• _What to produce_: Search the records for the word "training" and pick out every line that has it.

— Start Records shown —

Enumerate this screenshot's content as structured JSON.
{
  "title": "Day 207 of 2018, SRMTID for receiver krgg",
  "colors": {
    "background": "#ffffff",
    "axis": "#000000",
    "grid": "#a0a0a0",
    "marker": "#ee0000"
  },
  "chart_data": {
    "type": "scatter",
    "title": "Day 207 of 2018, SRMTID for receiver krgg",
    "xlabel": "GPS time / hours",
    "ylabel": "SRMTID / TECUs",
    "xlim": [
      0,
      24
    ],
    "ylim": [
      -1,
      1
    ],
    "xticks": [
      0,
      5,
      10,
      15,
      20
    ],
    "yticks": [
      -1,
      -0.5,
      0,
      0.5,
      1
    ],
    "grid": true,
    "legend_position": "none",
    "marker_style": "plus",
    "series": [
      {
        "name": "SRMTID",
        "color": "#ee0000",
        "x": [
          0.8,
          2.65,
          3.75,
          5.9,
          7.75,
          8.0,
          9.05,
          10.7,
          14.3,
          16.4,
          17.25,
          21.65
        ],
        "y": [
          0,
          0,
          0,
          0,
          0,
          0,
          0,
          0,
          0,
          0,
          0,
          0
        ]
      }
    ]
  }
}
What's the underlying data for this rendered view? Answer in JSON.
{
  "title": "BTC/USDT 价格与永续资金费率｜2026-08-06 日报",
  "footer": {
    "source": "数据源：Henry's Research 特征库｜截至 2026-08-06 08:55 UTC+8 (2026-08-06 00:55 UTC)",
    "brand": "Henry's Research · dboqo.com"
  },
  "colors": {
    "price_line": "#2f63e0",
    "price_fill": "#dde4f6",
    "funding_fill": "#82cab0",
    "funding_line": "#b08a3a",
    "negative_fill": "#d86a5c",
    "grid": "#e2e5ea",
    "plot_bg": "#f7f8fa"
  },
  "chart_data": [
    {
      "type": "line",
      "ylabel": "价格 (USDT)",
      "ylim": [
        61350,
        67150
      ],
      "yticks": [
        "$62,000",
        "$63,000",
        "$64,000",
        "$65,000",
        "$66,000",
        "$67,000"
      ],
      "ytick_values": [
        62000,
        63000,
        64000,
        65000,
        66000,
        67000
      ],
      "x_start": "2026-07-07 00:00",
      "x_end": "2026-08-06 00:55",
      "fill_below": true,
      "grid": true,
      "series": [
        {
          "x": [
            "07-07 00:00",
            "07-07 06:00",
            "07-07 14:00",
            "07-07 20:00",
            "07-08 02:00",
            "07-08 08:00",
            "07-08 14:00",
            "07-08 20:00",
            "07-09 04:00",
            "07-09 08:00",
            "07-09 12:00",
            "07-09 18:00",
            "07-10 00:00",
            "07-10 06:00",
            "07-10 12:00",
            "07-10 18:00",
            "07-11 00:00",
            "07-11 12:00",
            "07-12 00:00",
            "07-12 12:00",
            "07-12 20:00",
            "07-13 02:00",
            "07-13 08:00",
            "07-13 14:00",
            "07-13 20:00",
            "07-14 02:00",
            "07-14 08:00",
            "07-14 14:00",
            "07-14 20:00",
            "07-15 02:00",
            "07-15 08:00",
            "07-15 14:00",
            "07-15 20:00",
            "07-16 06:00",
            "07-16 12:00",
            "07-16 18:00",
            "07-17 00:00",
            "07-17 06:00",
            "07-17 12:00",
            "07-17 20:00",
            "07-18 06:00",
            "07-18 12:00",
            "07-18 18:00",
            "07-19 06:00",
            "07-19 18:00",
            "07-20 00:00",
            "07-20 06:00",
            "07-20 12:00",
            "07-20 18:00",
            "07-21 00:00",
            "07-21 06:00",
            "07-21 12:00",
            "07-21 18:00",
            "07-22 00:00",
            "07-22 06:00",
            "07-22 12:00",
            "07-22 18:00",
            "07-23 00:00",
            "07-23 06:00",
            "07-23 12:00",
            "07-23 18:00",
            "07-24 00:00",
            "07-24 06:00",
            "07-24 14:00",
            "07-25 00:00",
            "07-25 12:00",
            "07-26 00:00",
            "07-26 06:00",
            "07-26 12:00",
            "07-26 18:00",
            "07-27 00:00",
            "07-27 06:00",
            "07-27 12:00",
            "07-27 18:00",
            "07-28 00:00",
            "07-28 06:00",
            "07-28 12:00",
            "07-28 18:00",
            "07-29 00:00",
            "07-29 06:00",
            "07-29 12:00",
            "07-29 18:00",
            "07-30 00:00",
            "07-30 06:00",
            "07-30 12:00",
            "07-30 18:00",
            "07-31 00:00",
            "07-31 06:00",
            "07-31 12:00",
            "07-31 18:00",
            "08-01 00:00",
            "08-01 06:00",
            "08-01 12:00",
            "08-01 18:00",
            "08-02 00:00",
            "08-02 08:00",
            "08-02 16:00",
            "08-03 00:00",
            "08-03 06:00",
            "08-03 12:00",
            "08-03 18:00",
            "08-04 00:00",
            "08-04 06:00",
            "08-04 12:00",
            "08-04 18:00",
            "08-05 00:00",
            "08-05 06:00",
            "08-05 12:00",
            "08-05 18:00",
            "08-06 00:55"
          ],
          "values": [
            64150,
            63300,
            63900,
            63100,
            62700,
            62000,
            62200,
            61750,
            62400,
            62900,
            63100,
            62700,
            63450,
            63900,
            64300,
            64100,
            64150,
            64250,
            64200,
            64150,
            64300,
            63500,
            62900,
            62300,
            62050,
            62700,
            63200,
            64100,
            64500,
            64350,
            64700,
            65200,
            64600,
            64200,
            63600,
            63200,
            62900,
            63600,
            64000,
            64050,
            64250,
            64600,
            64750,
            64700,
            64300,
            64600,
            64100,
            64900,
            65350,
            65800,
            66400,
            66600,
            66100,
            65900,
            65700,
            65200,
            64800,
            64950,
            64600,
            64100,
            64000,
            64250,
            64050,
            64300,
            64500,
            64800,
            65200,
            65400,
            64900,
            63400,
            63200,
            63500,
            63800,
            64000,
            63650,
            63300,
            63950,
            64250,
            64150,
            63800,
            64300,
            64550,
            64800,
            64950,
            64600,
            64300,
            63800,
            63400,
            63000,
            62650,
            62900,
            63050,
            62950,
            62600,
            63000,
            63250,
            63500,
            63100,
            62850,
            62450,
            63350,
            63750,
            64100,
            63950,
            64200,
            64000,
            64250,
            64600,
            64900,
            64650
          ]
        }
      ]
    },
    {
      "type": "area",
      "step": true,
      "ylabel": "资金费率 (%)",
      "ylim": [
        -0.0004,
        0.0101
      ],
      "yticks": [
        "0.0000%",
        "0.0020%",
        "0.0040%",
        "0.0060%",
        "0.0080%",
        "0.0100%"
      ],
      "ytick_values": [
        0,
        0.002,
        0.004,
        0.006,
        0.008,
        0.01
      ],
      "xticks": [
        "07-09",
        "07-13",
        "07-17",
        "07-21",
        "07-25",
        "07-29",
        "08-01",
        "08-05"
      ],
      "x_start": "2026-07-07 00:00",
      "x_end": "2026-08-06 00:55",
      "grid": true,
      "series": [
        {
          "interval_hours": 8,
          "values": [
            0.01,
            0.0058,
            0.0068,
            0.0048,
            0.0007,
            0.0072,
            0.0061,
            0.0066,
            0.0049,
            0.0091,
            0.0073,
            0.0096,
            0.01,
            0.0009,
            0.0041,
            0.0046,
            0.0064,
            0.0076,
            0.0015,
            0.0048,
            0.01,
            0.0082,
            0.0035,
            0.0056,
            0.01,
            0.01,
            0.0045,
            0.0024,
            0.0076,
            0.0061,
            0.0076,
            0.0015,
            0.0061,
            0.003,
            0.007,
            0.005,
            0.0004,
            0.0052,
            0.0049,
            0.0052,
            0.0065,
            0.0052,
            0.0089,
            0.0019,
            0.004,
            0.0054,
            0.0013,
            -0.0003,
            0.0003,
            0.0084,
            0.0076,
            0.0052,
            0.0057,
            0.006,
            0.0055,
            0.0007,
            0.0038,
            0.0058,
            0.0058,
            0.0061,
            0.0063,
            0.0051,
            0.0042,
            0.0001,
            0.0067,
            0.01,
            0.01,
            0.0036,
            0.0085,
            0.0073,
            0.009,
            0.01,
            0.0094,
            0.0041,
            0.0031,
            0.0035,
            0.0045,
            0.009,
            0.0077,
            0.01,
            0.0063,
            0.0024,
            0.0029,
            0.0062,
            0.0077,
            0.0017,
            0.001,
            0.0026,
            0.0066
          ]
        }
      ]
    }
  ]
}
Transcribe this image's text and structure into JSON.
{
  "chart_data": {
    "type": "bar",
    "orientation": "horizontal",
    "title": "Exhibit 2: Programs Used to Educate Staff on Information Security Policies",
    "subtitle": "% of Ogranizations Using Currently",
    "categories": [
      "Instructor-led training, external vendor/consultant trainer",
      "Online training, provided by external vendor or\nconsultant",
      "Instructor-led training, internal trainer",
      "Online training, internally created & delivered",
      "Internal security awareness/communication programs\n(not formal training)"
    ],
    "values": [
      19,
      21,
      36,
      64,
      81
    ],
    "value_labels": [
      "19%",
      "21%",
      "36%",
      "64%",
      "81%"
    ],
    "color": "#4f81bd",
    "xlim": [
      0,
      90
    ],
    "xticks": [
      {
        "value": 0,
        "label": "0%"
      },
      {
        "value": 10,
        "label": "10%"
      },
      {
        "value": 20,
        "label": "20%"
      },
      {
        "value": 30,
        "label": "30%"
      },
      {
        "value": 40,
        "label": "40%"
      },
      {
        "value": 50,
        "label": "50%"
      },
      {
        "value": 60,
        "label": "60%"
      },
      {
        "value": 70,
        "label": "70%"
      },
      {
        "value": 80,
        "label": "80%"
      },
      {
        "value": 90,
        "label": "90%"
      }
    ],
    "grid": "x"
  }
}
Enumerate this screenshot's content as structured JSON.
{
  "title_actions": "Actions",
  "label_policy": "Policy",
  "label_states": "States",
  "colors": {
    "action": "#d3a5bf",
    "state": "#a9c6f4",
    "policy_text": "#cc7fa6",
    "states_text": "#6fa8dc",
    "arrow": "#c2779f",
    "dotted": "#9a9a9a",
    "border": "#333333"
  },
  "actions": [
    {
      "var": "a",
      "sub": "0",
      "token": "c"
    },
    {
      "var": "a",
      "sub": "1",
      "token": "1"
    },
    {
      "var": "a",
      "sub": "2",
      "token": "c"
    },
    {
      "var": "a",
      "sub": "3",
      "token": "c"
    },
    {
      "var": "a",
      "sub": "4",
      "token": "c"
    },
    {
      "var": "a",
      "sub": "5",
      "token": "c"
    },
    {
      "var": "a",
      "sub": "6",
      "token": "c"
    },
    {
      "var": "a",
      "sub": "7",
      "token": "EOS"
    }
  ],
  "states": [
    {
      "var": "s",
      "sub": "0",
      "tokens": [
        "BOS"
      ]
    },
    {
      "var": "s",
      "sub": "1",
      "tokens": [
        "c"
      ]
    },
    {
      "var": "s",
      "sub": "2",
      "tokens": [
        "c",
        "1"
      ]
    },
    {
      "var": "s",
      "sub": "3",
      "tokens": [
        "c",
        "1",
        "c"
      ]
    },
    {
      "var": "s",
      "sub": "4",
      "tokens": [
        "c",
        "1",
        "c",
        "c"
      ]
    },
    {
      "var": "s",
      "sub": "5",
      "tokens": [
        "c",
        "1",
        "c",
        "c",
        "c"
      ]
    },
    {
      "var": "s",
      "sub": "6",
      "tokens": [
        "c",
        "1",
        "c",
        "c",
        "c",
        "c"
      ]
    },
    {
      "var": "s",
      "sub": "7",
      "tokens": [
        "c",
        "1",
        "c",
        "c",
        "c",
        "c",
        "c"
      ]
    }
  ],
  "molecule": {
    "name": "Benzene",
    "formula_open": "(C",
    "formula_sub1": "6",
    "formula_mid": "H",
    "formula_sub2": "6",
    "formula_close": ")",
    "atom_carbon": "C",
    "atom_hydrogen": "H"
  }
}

— End Records shown —

• _Exercise result_:
      "Instructor-led training, external vendor/consultant trainer",
      "Online training, provided by external vendor or\nconsultant",
      "Instructor-led training, internal trainer",
      "Online training, internally created & delivered",
      "Internal security awareness/communication programs\n(not formal training)"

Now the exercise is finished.